** begin **
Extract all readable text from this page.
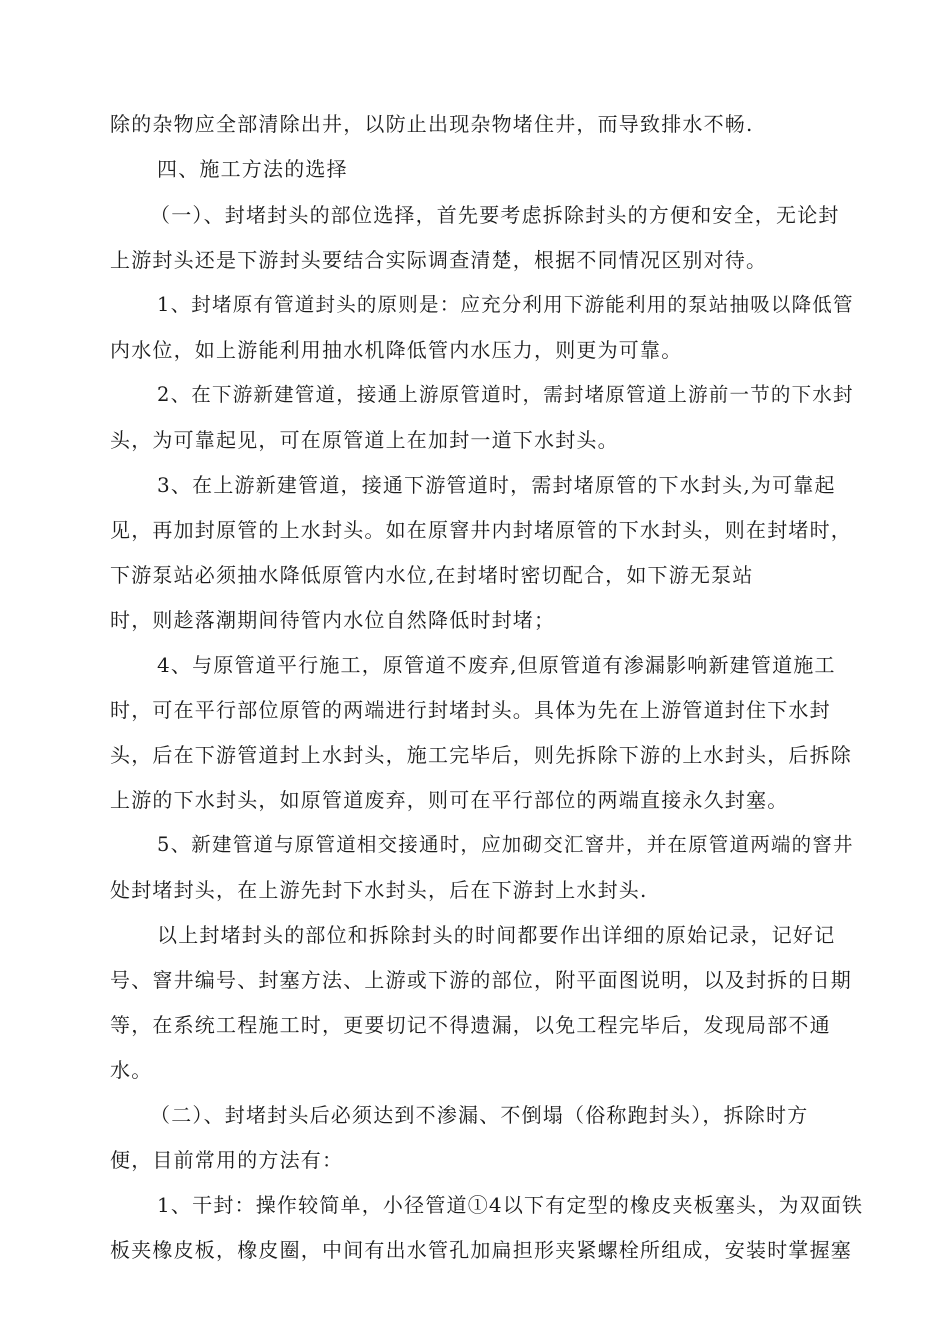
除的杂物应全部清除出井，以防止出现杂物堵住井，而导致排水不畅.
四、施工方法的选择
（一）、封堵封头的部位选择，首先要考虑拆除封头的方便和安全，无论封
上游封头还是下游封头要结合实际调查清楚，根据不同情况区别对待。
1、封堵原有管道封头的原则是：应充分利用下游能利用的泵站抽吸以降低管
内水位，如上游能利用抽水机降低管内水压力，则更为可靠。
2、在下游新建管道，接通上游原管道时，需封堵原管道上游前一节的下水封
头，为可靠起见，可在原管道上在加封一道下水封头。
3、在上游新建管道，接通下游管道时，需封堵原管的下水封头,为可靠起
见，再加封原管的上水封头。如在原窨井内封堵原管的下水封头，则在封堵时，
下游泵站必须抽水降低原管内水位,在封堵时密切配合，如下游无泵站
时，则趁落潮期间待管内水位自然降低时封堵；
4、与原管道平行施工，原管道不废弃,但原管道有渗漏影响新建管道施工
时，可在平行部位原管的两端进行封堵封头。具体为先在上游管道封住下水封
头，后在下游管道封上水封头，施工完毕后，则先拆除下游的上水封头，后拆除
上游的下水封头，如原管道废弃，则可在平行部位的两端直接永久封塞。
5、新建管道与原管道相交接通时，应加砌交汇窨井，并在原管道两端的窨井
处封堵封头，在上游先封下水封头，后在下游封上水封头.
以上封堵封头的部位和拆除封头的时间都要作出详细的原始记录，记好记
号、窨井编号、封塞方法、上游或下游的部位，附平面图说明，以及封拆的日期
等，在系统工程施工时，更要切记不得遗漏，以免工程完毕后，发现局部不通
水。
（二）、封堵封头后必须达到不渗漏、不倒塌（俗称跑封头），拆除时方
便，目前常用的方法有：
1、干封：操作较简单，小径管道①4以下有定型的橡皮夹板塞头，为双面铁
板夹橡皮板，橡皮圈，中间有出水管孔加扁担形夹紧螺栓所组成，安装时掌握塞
** end **
** begin **
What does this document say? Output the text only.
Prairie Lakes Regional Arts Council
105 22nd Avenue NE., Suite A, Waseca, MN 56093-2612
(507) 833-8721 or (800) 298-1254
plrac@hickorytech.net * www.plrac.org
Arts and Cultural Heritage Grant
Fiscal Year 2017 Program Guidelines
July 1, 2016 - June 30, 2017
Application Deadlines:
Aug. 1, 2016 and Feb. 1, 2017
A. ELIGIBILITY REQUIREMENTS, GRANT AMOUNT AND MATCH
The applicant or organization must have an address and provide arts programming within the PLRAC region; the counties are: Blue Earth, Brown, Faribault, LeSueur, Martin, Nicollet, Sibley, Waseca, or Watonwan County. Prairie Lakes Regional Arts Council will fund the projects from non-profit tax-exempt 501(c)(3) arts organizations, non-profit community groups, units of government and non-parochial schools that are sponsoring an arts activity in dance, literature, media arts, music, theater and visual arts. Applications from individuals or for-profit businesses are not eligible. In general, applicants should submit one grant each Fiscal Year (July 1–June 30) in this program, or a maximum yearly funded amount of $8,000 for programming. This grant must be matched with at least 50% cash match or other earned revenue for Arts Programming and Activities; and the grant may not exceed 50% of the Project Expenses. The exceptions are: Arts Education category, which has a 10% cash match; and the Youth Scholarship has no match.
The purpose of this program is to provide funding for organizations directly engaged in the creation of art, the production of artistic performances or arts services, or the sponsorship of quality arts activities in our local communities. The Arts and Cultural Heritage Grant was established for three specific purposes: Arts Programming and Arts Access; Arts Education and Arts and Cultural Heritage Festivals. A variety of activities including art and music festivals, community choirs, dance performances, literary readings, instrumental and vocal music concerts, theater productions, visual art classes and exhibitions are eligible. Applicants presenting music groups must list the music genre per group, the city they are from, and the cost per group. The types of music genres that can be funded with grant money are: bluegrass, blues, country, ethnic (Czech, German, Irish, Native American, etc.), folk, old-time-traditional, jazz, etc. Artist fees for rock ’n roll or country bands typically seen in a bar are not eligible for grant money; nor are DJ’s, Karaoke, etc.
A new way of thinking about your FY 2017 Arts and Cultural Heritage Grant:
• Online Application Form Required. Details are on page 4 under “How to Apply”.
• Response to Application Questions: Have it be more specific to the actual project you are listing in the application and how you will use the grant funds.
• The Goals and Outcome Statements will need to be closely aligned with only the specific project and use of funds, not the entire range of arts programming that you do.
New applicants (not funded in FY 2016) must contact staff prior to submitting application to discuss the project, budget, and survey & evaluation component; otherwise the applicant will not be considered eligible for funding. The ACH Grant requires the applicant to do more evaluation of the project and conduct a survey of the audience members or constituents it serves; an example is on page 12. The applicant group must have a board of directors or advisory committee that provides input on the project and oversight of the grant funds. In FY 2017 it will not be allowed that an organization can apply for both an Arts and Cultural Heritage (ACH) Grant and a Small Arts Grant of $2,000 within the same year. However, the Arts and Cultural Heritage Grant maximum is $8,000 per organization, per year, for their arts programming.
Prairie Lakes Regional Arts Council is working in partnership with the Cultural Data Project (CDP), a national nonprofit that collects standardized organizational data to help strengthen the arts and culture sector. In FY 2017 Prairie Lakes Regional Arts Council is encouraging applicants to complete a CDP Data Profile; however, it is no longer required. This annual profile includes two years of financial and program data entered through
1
** end **
** begin **
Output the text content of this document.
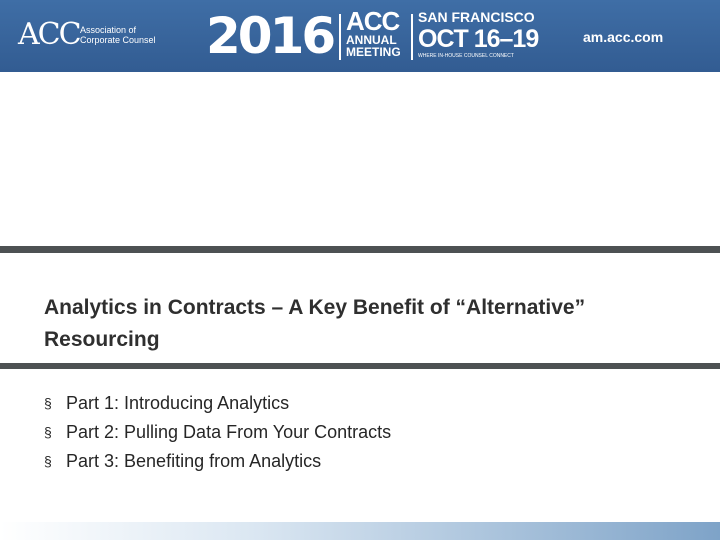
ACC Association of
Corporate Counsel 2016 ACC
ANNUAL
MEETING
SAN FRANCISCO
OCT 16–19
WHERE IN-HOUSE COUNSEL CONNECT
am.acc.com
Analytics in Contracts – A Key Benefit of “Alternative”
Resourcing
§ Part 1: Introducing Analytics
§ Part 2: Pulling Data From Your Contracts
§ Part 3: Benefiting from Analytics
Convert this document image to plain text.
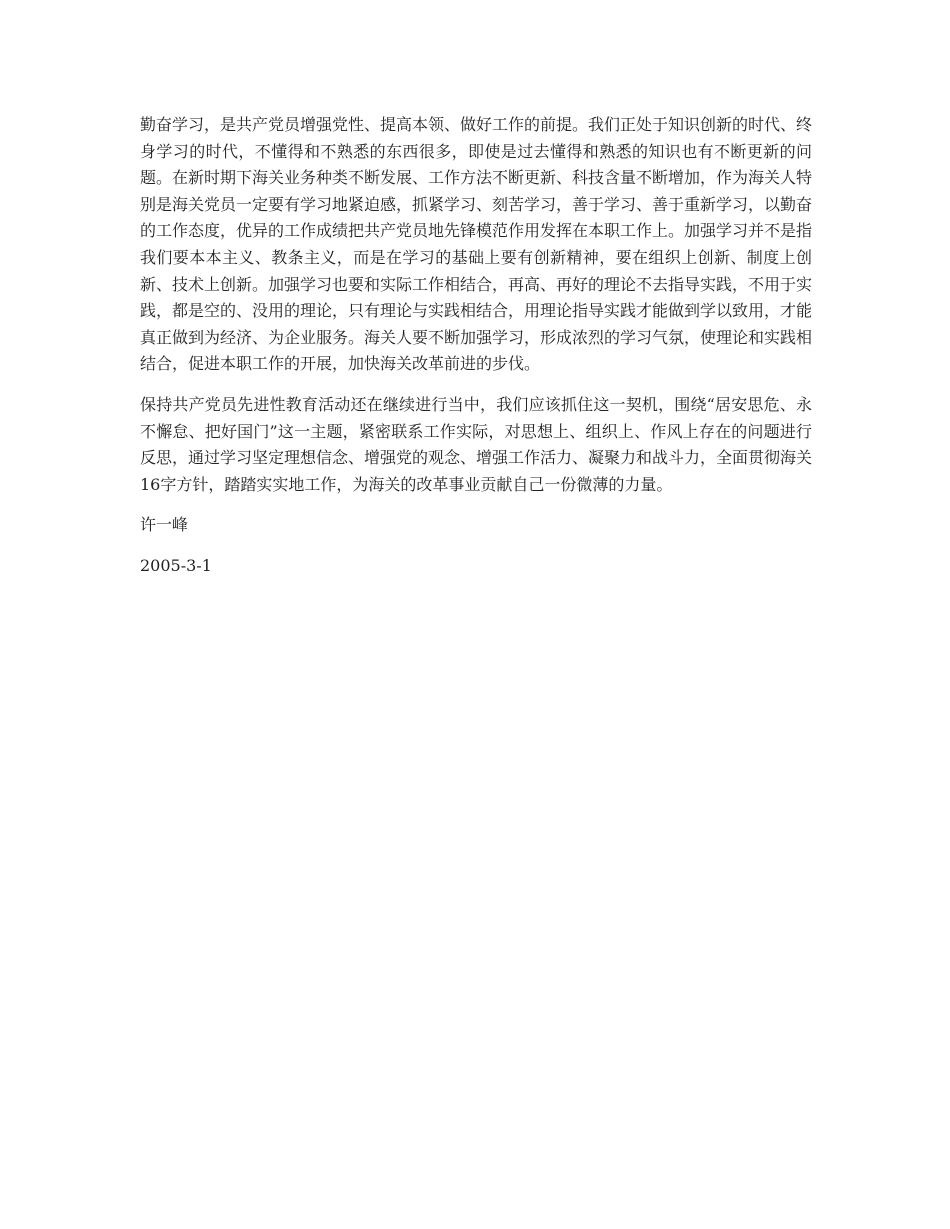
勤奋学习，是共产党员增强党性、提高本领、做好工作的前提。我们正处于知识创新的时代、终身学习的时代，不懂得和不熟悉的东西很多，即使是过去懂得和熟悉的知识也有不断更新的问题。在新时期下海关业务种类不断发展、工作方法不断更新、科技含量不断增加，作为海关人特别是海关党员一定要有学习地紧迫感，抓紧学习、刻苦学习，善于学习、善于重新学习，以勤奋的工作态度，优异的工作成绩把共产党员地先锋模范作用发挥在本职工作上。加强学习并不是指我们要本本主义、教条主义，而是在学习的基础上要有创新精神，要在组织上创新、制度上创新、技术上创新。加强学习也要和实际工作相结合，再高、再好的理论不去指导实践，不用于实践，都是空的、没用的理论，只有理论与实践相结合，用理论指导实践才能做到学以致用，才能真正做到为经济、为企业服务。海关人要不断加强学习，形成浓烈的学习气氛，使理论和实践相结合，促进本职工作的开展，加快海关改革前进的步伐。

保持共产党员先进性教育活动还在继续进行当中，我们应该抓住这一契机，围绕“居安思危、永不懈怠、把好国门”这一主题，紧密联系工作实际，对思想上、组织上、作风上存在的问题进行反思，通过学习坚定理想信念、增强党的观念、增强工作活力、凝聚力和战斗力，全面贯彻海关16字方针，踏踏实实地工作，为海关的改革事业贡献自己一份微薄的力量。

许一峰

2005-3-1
** end **
◆ **Directions for this task**: Collect the complete line wherever the string "Contracts" appears in the records.

◆ **Finished task**:
Analytics in Contracts – A Key Benefit of “Alternative”
§ Part 2: Pulling Data From Your Contracts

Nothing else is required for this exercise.